Records from a collection

☆ ☆ ☆ ☆ ☆

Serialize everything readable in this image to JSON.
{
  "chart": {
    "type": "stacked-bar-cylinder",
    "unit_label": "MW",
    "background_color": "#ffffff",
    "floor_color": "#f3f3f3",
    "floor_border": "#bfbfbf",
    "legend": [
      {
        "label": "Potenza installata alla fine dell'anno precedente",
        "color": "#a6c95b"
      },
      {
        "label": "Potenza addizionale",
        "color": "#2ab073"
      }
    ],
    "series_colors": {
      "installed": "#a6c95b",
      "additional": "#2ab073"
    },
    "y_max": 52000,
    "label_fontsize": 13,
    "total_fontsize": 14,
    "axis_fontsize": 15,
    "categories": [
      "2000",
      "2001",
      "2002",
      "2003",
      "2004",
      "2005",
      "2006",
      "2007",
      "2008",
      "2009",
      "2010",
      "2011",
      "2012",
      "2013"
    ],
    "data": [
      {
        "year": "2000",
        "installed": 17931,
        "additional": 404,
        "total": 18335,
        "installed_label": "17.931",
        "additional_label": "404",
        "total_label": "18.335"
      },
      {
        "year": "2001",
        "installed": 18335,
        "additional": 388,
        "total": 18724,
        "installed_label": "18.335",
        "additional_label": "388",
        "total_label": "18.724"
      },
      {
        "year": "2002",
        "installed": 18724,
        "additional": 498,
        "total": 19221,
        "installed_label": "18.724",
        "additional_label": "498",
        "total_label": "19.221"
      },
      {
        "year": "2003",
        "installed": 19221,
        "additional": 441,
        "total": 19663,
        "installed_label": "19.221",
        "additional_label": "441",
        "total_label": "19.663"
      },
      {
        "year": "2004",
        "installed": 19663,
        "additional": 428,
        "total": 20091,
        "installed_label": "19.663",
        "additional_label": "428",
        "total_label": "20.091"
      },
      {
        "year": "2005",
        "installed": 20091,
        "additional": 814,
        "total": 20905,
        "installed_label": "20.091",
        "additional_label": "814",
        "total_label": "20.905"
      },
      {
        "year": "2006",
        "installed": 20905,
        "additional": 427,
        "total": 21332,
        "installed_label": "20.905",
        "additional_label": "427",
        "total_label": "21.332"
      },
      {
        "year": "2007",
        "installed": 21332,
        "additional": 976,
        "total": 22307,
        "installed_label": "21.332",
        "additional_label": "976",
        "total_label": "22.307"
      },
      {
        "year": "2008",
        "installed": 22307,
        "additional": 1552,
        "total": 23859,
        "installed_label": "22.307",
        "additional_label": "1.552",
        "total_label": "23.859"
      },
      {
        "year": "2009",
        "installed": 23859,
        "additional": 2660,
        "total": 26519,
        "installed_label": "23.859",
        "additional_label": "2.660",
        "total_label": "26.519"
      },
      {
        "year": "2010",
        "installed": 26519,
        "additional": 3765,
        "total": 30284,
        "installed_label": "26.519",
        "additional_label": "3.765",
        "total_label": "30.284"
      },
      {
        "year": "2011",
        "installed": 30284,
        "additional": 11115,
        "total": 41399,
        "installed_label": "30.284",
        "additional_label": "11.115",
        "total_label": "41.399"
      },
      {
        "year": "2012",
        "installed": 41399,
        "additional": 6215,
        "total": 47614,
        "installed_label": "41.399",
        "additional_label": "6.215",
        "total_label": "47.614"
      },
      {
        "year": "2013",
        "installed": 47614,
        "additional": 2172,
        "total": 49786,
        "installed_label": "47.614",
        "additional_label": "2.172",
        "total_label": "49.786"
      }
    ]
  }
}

☆ ☆ ☆ ☆ ☆

* [WRITTEN EXERCISE]: Write out the whole listing again. Match it word for word.

* [REPLY TO THE TASK]:
Serialize everything readable in this image to JSON.
{
  "chart": {
    "type": "stacked-bar-cylinder",
    "unit_label": "MW",
    "background_color": "#ffffff",
    "floor_color": "#f3f3f3",
    "floor_border": "#bfbfbf",
    "legend": [
      {
        "label": "Potenza installata alla fine dell'anno precedente",
        "color": "#a6c95b"
      },
      {
        "label": "Potenza addizionale",
        "color": "#2ab073"
      }
    ],
    "series_colors": {
      "installed": "#a6c95b",
      "additional": "#2ab073"
    },
    "y_max": 52000,
    "label_fontsize": 13,
    "total_fontsize": 14,
    "axis_fontsize": 15,
    "categories": [
      "2000",
      "2001",
      "2002",
      "2003",
      "2004",
      "2005",
      "2006",
      "2007",
      "2008",
      "2009",
      "2010",
      "2011",
      "2012",
      "2013"
    ],
    "data": [
      {
        "year": "2000",
        "installed": 17931,
        "additional": 404,
        "total": 18335,
        "installed_label": "17.931",
        "additional_label": "404",
        "total_label": "18.335"
      },
      {
        "year": "2001",
        "installed": 18335,
        "additional": 388,
        "total": 18724,
        "installed_label": "18.335",
        "additional_label": "388",
        "total_label": "18.724"
      },
      {
        "year": "2002",
        "installed": 18724,
        "additional": 498,
        "total": 19221,
        "installed_label": "18.724",
        "additional_label": "498",
        "total_label": "19.221"
      },
      {
        "year": "2003",
        "installed": 19221,
        "additional": 441,
        "total": 19663,
        "installed_label": "19.221",
        "additional_label": "441",
        "total_label": "19.663"
      },
      {
        "year": "2004",
        "installed": 19663,
        "additional": 428,
        "total": 20091,
        "installed_label": "19.663",
        "additional_label": "428",
        "total_label": "20.091"
      },
      {
        "year": "2005",
        "installed": 20091,
        "additional": 814,
        "total": 20905,
        "installed_label": "20.091",
        "additional_label": "814",
        "total_label": "20.905"
      },
      {
        "year": "2006",
        "installed": 20905,
        "additional": 427,
        "total": 21332,
        "installed_label": "20.905",
        "additional_label": "427",
        "total_label": "21.332"
      },
      {
        "year": "2007",
        "installed": 21332,
        "additional": 976,
        "total": 22307,
        "installed_label": "21.332",
        "additional_label": "976",
        "total_label": "22.307"
      },
      {
        "year": "2008",
        "installed": 22307,
        "additional": 1552,
        "total": 23859,
        "installed_label": "22.307",
        "additional_label": "1.552",
        "total_label": "23.859"
      },
      {
        "year": "2009",
        "installed": 23859,
        "additional": 2660,
        "total": 26519,
        "installed_label": "23.859",
        "additional_label": "2.660",
        "total_label": "26.519"
      },
      {
        "year": "2010",
        "installed": 26519,
        "additional": 3765,
        "total": 30284,
        "installed_label": "26.519",
        "additional_label": "3.765",
        "total_label": "30.284"
      },
      {
        "year": "2011",
        "installed": 30284,
        "additional": 11115,
        "total": 41399,
        "installed_label": "30.284",
        "additional_label": "11.115",
        "total_label": "41.399"
      },
      {
        "year": "2012",
        "installed": 41399,
        "additional": 6215,
        "total": 47614,
        "installed_label": "41.399",
        "additional_label": "6.215",
        "total_label": "47.614"
      },
      {
        "year": "2013",
        "installed": 47614,
        "additional": 2172,
        "total": 49786,
        "installed_label": "47.614",
        "additional_label": "2.172",
        "total_label": "49.786"
      }
    ]
  }
}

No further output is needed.